> SET TASK
Print the data that follows exactly.

Dataset items
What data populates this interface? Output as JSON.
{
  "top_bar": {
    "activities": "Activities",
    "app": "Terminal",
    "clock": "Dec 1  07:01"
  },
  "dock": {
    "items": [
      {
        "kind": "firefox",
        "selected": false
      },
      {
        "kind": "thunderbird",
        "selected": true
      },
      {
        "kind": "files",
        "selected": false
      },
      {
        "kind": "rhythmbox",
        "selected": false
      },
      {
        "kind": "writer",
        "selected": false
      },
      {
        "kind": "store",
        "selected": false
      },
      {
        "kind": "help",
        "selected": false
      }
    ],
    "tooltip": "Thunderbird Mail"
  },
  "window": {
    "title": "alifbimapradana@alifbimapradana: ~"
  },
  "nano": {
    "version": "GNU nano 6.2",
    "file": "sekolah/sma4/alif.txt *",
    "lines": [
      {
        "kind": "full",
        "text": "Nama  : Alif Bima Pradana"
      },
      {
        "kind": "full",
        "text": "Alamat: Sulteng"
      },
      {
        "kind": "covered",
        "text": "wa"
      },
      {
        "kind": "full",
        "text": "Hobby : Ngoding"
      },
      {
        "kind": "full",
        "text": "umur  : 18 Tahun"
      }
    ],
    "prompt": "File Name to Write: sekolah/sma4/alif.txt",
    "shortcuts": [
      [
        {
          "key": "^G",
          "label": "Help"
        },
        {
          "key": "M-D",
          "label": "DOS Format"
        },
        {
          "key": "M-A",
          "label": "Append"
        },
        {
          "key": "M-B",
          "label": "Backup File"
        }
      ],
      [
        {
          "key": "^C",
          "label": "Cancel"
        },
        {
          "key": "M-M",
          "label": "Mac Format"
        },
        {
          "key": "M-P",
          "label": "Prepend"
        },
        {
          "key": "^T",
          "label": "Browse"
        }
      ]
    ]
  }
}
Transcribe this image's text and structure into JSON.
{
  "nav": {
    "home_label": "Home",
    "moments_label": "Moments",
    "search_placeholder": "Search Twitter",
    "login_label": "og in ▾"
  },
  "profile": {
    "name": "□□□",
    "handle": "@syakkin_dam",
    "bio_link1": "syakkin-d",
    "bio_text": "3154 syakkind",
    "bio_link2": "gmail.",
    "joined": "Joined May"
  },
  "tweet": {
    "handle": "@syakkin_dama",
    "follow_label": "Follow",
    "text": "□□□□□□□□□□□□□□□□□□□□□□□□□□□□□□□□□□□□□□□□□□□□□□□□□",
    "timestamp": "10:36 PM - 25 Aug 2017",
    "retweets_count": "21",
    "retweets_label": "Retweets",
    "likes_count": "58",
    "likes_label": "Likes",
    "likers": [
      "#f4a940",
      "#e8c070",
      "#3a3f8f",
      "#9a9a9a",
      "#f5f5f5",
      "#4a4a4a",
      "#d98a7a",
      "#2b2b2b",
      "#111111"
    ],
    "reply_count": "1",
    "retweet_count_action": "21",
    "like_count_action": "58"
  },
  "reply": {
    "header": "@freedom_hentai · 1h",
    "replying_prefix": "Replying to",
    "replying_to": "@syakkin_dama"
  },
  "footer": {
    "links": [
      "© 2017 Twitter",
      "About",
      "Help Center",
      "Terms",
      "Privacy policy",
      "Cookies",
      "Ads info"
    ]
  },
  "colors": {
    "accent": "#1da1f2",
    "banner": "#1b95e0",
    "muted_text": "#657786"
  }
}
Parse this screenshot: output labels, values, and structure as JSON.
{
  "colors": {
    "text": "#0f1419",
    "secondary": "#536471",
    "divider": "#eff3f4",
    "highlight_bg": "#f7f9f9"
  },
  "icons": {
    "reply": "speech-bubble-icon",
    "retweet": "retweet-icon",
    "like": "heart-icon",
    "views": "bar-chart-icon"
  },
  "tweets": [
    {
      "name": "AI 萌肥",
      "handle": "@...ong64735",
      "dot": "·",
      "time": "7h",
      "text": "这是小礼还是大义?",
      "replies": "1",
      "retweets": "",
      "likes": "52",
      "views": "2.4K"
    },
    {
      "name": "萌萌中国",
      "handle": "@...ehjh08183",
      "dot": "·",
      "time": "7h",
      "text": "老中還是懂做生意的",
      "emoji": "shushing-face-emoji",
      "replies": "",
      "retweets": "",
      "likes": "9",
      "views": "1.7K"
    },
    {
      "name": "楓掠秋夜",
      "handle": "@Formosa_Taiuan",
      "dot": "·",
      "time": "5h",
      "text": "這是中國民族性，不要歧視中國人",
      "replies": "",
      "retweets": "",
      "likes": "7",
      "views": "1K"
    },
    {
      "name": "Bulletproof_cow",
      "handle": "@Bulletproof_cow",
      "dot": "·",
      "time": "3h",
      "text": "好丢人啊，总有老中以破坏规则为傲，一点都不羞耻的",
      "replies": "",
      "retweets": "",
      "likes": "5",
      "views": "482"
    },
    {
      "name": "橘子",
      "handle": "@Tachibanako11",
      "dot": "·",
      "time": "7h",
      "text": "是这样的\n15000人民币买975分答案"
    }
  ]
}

> REPLY TO THE TASK
What data populates this interface? Output as JSON.
{
  "top_bar": {
    "activities": "Activities",
    "app": "Terminal",
    "clock": "Dec 1  07:01"
  },
  "dock": {
    "items": [
      {
        "kind": "firefox",
        "selected": false
      },
      {
        "kind": "thunderbird",
        "selected": true
      },
      {
        "kind": "files",
        "selected": false
      },
      {
        "kind": "rhythmbox",
        "selected": false
      },
      {
        "kind": "writer",
        "selected": false
      },
      {
        "kind": "store",
        "selected": false
      },
      {
        "kind": "help",
        "selected": false
      }
    ],
    "tooltip": "Thunderbird Mail"
  },
  "window": {
    "title": "alifbimapradana@alifbimapradana: ~"
  },
  "nano": {
    "version": "GNU nano 6.2",
    "file": "sekolah/sma4/alif.txt *",
    "lines": [
      {
        "kind": "full",
        "text": "Nama  : Alif Bima Pradana"
      },
      {
        "kind": "full",
        "text": "Alamat: Sulteng"
      },
      {
        "kind": "covered",
        "text": "wa"
      },
      {
        "kind": "full",
        "text": "Hobby : Ngoding"
      },
      {
        "kind": "full",
        "text": "umur  : 18 Tahun"
      }
    ],
    "prompt": "File Name to Write: sekolah/sma4/alif.txt",
    "shortcuts": [
      [
        {
          "key": "^G",
          "label": "Help"
        },
        {
          "key": "M-D",
          "label": "DOS Format"
        },
        {
          "key": "M-A",
          "label": "Append"
        },
        {
          "key": "M-B",
          "label": "Backup File"
        }
      ],
      [
        {
          "key": "^C",
          "label": "Cancel"
        },
        {
          "key": "M-M",
          "label": "Mac Format"
        },
        {
          "key": "M-P",
          "label": "Prepend"
        },
        {
          "key": "^T",
          "label": "Browse"
        }
      ]
    ]
  }
}
Transcribe this image's text and structure into JSON.
{
  "nav": {
    "home_label": "Home",
    "moments_label": "Moments",
    "search_placeholder": "Search Twitter",
    "login_label": "og in ▾"
  },
  "profile": {
    "name": "□□□",
    "handle": "@syakkin_dam",
    "bio_link1": "syakkin-d",
    "bio_text": "3154 syakkind",
    "bio_link2": "gmail.",
    "joined": "Joined May"
  },
  "tweet": {
    "handle": "@syakkin_dama",
    "follow_label": "Follow",
    "text": "□□□□□□□□□□□□□□□□□□□□□□□□□□□□□□□□□□□□□□□□□□□□□□□□□",
    "timestamp": "10:36 PM - 25 Aug 2017",
    "retweets_count": "21",
    "retweets_label": "Retweets",
    "likes_count": "58",
    "likes_label": "Likes",
    "likers": [
      "#f4a940",
      "#e8c070",
      "#3a3f8f",
      "#9a9a9a",
      "#f5f5f5",
      "#4a4a4a",
      "#d98a7a",
      "#2b2b2b",
      "#111111"
    ],
    "reply_count": "1",
    "retweet_count_action": "21",
    "like_count_action": "58"
  },
  "reply": {
    "header": "@freedom_hentai · 1h",
    "replying_prefix": "Replying to",
    "replying_to": "@syakkin_dama"
  },
  "footer": {
    "links": [
      "© 2017 Twitter",
      "About",
      "Help Center",
      "Terms",
      "Privacy policy",
      "Cookies",
      "Ads info"
    ]
  },
  "colors": {
    "accent": "#1da1f2",
    "banner": "#1b95e0",
    "muted_text": "#657786"
  }
}
Parse this screenshot: output labels, values, and structure as JSON.
{
  "colors": {
    "text": "#0f1419",
    "secondary": "#536471",
    "divider": "#eff3f4",
    "highlight_bg": "#f7f9f9"
  },
  "icons": {
    "reply": "speech-bubble-icon",
    "retweet": "retweet-icon",
    "like": "heart-icon",
    "views": "bar-chart-icon"
  },
  "tweets": [
    {
      "name": "AI 萌肥",
      "handle": "@...ong64735",
      "dot": "·",
      "time": "7h",
      "text": "这是小礼还是大义?",
      "replies": "1",
      "retweets": "",
      "likes": "52",
      "views": "2.4K"
    },
    {
      "name": "萌萌中国",
      "handle": "@...ehjh08183",
      "dot": "·",
      "time": "7h",
      "text": "老中還是懂做生意的",
      "emoji": "shushing-face-emoji",
      "replies": "",
      "retweets": "",
      "likes": "9",
      "views": "1.7K"
    },
    {
      "name": "楓掠秋夜",
      "handle": "@Formosa_Taiuan",
      "dot": "·",
      "time": "5h",
      "text": "這是中國民族性，不要歧視中國人",
      "replies": "",
      "retweets": "",
      "likes": "7",
      "views": "1K"
    },
    {
      "name": "Bulletproof_cow",
      "handle": "@Bulletproof_cow",
      "dot": "·",
      "time": "3h",
      "text": "好丢人啊，总有老中以破坏规则为傲，一点都不羞耻的",
      "replies": "",
      "retweets": "",
      "likes": "5",
      "views": "482"
    },
    {
      "name": "橘子",
      "handle": "@Tachibanako11",
      "dot": "·",
      "time": "7h",
      "text": "是这样的\n15000人民币买975分答案"
    }
  ]
}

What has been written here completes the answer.